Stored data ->
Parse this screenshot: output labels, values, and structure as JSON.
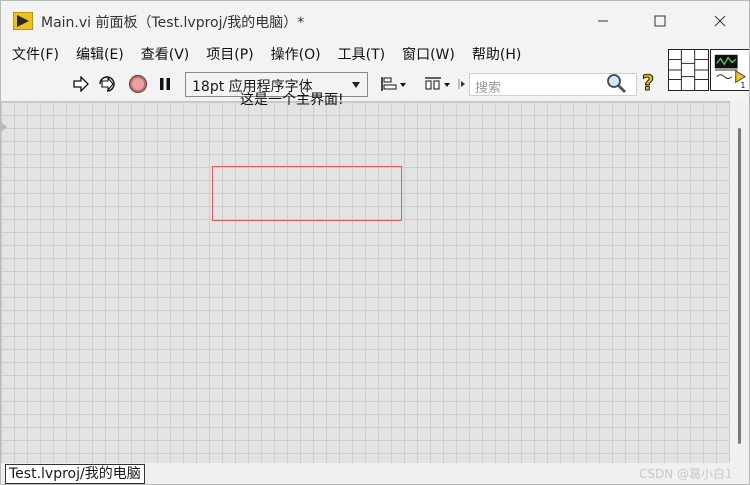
{
  "window": {
    "title": "Main.vi 前面板（Test.lvproj/我的电脑）*",
    "controls": {
      "minimize_icon": "minimize-icon",
      "maximize_icon": "maximize-icon",
      "close_icon": "close-icon"
    }
  },
  "menu": {
    "items": [
      "文件(F)",
      "编辑(E)",
      "查看(V)",
      "项目(P)",
      "操作(O)",
      "工具(T)",
      "窗口(W)",
      "帮助(H)"
    ]
  },
  "toolbar": {
    "font_select_value": "18pt 应用程序字体",
    "search_placeholder": "搜索",
    "help_label": "?"
  },
  "canvas": {
    "main_label": "这是一个主界面!"
  },
  "status": {
    "path": "Test.lvproj/我的电脑",
    "watermark": "CSDN @葛小白1"
  },
  "colors": {
    "accent_red": "#e05a5a",
    "stop_button": "#d36a6a",
    "help_yellow": "#e7c000",
    "app_icon_yellow": "#f0c020"
  }
}
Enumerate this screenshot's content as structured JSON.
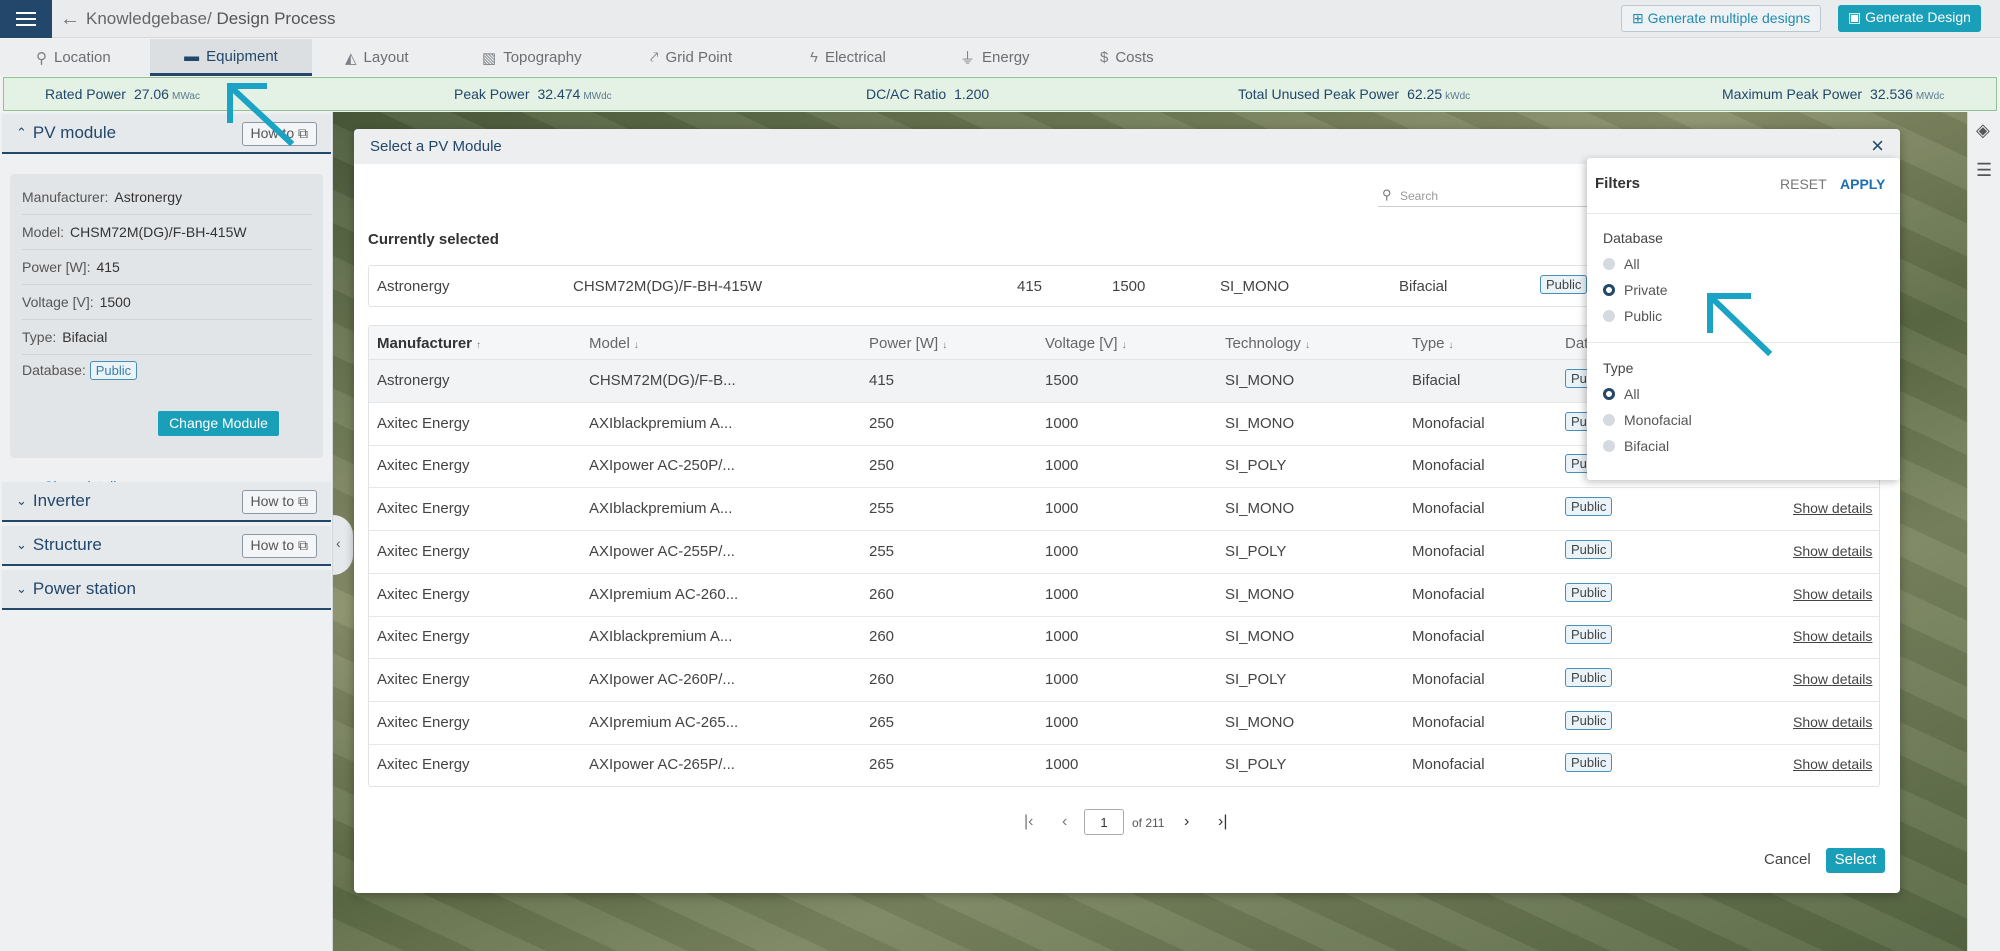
{
  "topbar": {
    "breadcrumb_parent": "Knowledgebase",
    "breadcrumb_current": "Design Process",
    "btn_generate_multiple": "Generate multiple designs",
    "btn_generate": "Generate Design"
  },
  "tabs": [
    {
      "label": "Location",
      "icon": "location-pin-icon"
    },
    {
      "label": "Equipment",
      "icon": "solar-panel-icon"
    },
    {
      "label": "Layout",
      "icon": "layout-icon"
    },
    {
      "label": "Topography",
      "icon": "topography-icon"
    },
    {
      "label": "Grid Point",
      "icon": "grid-point-icon"
    },
    {
      "label": "Electrical",
      "icon": "lightning-icon"
    },
    {
      "label": "Energy",
      "icon": "energy-tower-icon"
    },
    {
      "label": "Costs",
      "icon": "dollar-icon"
    }
  ],
  "summary": {
    "rated_power_label": "Rated Power",
    "rated_power_value": "27.06",
    "rated_power_unit": "MWac",
    "peak_power_label": "Peak Power",
    "peak_power_value": "32.474",
    "peak_power_unit": "MWdc",
    "dcac_label": "DC/AC Ratio",
    "dcac_value": "1.200",
    "unused_label": "Total Unused Peak Power",
    "unused_value": "62.25",
    "unused_unit": "kWdc",
    "max_label": "Maximum Peak Power",
    "max_value": "32.536",
    "max_unit": "MWdc"
  },
  "left": {
    "pv_title": "PV module",
    "howto": "How to",
    "manufacturer_label": "Manufacturer:",
    "manufacturer": "Astronergy",
    "model_label": "Model:",
    "model": "CHSM72M(DG)/F-BH-415W",
    "power_label": "Power [W]:",
    "power": "415",
    "voltage_label": "Voltage [V]:",
    "voltage": "1500",
    "type_label": "Type:",
    "type": "Bifacial",
    "database_label": "Database:",
    "database": "Public",
    "show_details": "Show details",
    "change_module": "Change Module",
    "inverter": "Inverter",
    "structure": "Structure",
    "power_station": "Power station"
  },
  "modal": {
    "title": "Select a PV Module",
    "search_placeholder": "Search",
    "currently_selected": "Currently selected",
    "current": {
      "manufacturer": "Astronergy",
      "model": "CHSM72M(DG)/F-BH-415W",
      "power": "415",
      "voltage": "1500",
      "technology": "SI_MONO",
      "type": "Bifacial",
      "database": "Public"
    },
    "columns": [
      "Manufacturer",
      "Model",
      "Power [W]",
      "Voltage [V]",
      "Technology",
      "Type",
      "Dat"
    ],
    "rows": [
      {
        "manufacturer": "Astronergy",
        "model": "CHSM72M(DG)/F-B...",
        "power": "415",
        "voltage": "1500",
        "technology": "SI_MONO",
        "type": "Bifacial",
        "database": "Pu",
        "details": ""
      },
      {
        "manufacturer": "Axitec Energy",
        "model": "AXIblackpremium A...",
        "power": "250",
        "voltage": "1000",
        "technology": "SI_MONO",
        "type": "Monofacial",
        "database": "Pu",
        "details": ""
      },
      {
        "manufacturer": "Axitec Energy",
        "model": "AXIpower AC-250P/...",
        "power": "250",
        "voltage": "1000",
        "technology": "SI_POLY",
        "type": "Monofacial",
        "database": "Pu",
        "details": ""
      },
      {
        "manufacturer": "Axitec Energy",
        "model": "AXIblackpremium A...",
        "power": "255",
        "voltage": "1000",
        "technology": "SI_MONO",
        "type": "Monofacial",
        "database": "Public",
        "details": "Show details"
      },
      {
        "manufacturer": "Axitec Energy",
        "model": "AXIpower AC-255P/...",
        "power": "255",
        "voltage": "1000",
        "technology": "SI_POLY",
        "type": "Monofacial",
        "database": "Public",
        "details": "Show details"
      },
      {
        "manufacturer": "Axitec Energy",
        "model": "AXIpremium AC-260...",
        "power": "260",
        "voltage": "1000",
        "technology": "SI_MONO",
        "type": "Monofacial",
        "database": "Public",
        "details": "Show details"
      },
      {
        "manufacturer": "Axitec Energy",
        "model": "AXIblackpremium A...",
        "power": "260",
        "voltage": "1000",
        "technology": "SI_MONO",
        "type": "Monofacial",
        "database": "Public",
        "details": "Show details"
      },
      {
        "manufacturer": "Axitec Energy",
        "model": "AXIpower AC-260P/...",
        "power": "260",
        "voltage": "1000",
        "technology": "SI_POLY",
        "type": "Monofacial",
        "database": "Public",
        "details": "Show details"
      },
      {
        "manufacturer": "Axitec Energy",
        "model": "AXIpremium AC-265...",
        "power": "265",
        "voltage": "1000",
        "technology": "SI_MONO",
        "type": "Monofacial",
        "database": "Public",
        "details": "Show details"
      },
      {
        "manufacturer": "Axitec Energy",
        "model": "AXIpower AC-265P/...",
        "power": "265",
        "voltage": "1000",
        "technology": "SI_POLY",
        "type": "Monofacial",
        "database": "Public",
        "details": "Show details"
      }
    ],
    "page": "1",
    "of_pages": "of 211",
    "cancel": "Cancel",
    "select": "Select"
  },
  "filters": {
    "title": "Filters",
    "reset": "RESET",
    "apply": "APPLY",
    "database_label": "Database",
    "database_options": [
      "All",
      "Private",
      "Public"
    ],
    "database_selected": "Private",
    "type_label": "Type",
    "type_options": [
      "All",
      "Monofacial",
      "Bifacial"
    ],
    "type_selected": "All"
  },
  "colors": {
    "navy": "#22476b",
    "accent": "#1a9fb8",
    "annotation": "#1aa3c4"
  }
}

SHORT EXERCISE ->
Return every line of the records exactly as given, pictures excluded.

SOLUTION FOR THIS TASK ->
Parse this screenshot: output labels, values, and structure as JSON.
{
  "window": {
    "title": "Main.vi 前面板（Test.lvproj/我的电脑）*",
    "controls": {
      "minimize_icon": "minimize-icon",
      "maximize_icon": "maximize-icon",
      "close_icon": "close-icon"
    }
  },
  "menu": {
    "items": [
      "文件(F)",
      "编辑(E)",
      "查看(V)",
      "项目(P)",
      "操作(O)",
      "工具(T)",
      "窗口(W)",
      "帮助(H)"
    ]
  },
  "toolbar": {
    "font_select_value": "18pt 应用程序字体",
    "search_placeholder": "搜索",
    "help_label": "?"
  },
  "canvas": {
    "main_label": "这是一个主界面!"
  },
  "status": {
    "path": "Test.lvproj/我的电脑",
    "watermark": "CSDN @葛小白1"
  },
  "colors": {
    "accent_red": "#e05a5a",
    "stop_button": "#d36a6a",
    "help_yellow": "#e7c000",
    "app_icon_yellow": "#f0c020"
  }
}
Enumerate this screenshot's content as structured JSON.
{
  "topbar": {
    "breadcrumb_parent": "Knowledgebase",
    "breadcrumb_current": "Design Process",
    "btn_generate_multiple": "Generate multiple designs",
    "btn_generate": "Generate Design"
  },
  "tabs": [
    {
      "label": "Location",
      "icon": "location-pin-icon"
    },
    {
      "label": "Equipment",
      "icon": "solar-panel-icon"
    },
    {
      "label": "Layout",
      "icon": "layout-icon"
    },
    {
      "label": "Topography",
      "icon": "topography-icon"
    },
    {
      "label": "Grid Point",
      "icon": "grid-point-icon"
    },
    {
      "label": "Electrical",
      "icon": "lightning-icon"
    },
    {
      "label": "Energy",
      "icon": "energy-tower-icon"
    },
    {
      "label": "Costs",
      "icon": "dollar-icon"
    }
  ],
  "summary": {
    "rated_power_label": "Rated Power",
    "rated_power_value": "27.06",
    "rated_power_unit": "MWac",
    "peak_power_label": "Peak Power",
    "peak_power_value": "32.474",
    "peak_power_unit": "MWdc",
    "dcac_label": "DC/AC Ratio",
    "dcac_value": "1.200",
    "unused_label": "Total Unused Peak Power",
    "unused_value": "62.25",
    "unused_unit": "kWdc",
    "max_label": "Maximum Peak Power",
    "max_value": "32.536",
    "max_unit": "MWdc"
  },
  "left": {
    "pv_title": "PV module",
    "howto": "How to",
    "manufacturer_label": "Manufacturer:",
    "manufacturer": "Astronergy",
    "model_label": "Model:",
    "model": "CHSM72M(DG)/F-BH-415W",
    "power_label": "Power [W]:",
    "power": "415",
    "voltage_label": "Voltage [V]:",
    "voltage": "1500",
    "type_label": "Type:",
    "type": "Bifacial",
    "database_label": "Database:",
    "database": "Public",
    "show_details": "Show details",
    "change_module": "Change Module",
    "inverter": "Inverter",
    "structure": "Structure",
    "power_station": "Power station"
  },
  "modal": {
    "title": "Select a PV Module",
    "search_placeholder": "Search",
    "currently_selected": "Currently selected",
    "current": {
      "manufacturer": "Astronergy",
      "model": "CHSM72M(DG)/F-BH-415W",
      "power": "415",
      "voltage": "1500",
      "technology": "SI_MONO",
      "type": "Bifacial",
      "database": "Public"
    },
    "columns": [
      "Manufacturer",
      "Model",
      "Power [W]",
      "Voltage [V]",
      "Technology",
      "Type",
      "Dat"
    ],
    "rows": [
      {
        "manufacturer": "Astronergy",
        "model": "CHSM72M(DG)/F-B...",
        "power": "415",
        "voltage": "1500",
        "technology": "SI_MONO",
        "type": "Bifacial",
        "database": "Pu",
        "details": ""
      },
      {
        "manufacturer": "Axitec Energy",
        "model": "AXIblackpremium A...",
        "power": "250",
        "voltage": "1000",
        "technology": "SI_MONO",
        "type": "Monofacial",
        "database": "Pu",
        "details": ""
      },
      {
        "manufacturer": "Axitec Energy",
        "model": "AXIpower AC-250P/...",
        "power": "250",
        "voltage": "1000",
        "technology": "SI_POLY",
        "type": "Monofacial",
        "database": "Pu",
        "details": ""
      },
      {
        "manufacturer": "Axitec Energy",
        "model": "AXIblackpremium A...",
        "power": "255",
        "voltage": "1000",
        "technology": "SI_MONO",
        "type": "Monofacial",
        "database": "Public",
        "details": "Show details"
      },
      {
        "manufacturer": "Axitec Energy",
        "model": "AXIpower AC-255P/...",
        "power": "255",
        "voltage": "1000",
        "technology": "SI_POLY",
        "type": "Monofacial",
        "database": "Public",
        "details": "Show details"
      },
      {
        "manufacturer": "Axitec Energy",
        "model": "AXIpremium AC-260...",
        "power": "260",
        "voltage": "1000",
        "technology": "SI_MONO",
        "type": "Monofacial",
        "database": "Public",
        "details": "Show details"
      },
      {
        "manufacturer": "Axitec Energy",
        "model": "AXIblackpremium A...",
        "power": "260",
        "voltage": "1000",
        "technology": "SI_MONO",
        "type": "Monofacial",
        "database": "Public",
        "details": "Show details"
      },
      {
        "manufacturer": "Axitec Energy",
        "model": "AXIpower AC-260P/...",
        "power": "260",
        "voltage": "1000",
        "technology": "SI_POLY",
        "type": "Monofacial",
        "database": "Public",
        "details": "Show details"
      },
      {
        "manufacturer": "Axitec Energy",
        "model": "AXIpremium AC-265...",
        "power": "265",
        "voltage": "1000",
        "technology": "SI_MONO",
        "type": "Monofacial",
        "database": "Public",
        "details": "Show details"
      },
      {
        "manufacturer": "Axitec Energy",
        "model": "AXIpower AC-265P/...",
        "power": "265",
        "voltage": "1000",
        "technology": "SI_POLY",
        "type": "Monofacial",
        "database": "Public",
        "details": "Show details"
      }
    ],
    "page": "1",
    "of_pages": "of 211",
    "cancel": "Cancel",
    "select": "Select"
  },
  "filters": {
    "title": "Filters",
    "reset": "RESET",
    "apply": "APPLY",
    "database_label": "Database",
    "database_options": [
      "All",
      "Private",
      "Public"
    ],
    "database_selected": "Private",
    "type_label": "Type",
    "type_options": [
      "All",
      "Monofacial",
      "Bifacial"
    ],
    "type_selected": "All"
  },
  "colors": {
    "navy": "#22476b",
    "accent": "#1a9fb8",
    "annotation": "#1aa3c4"
  }
}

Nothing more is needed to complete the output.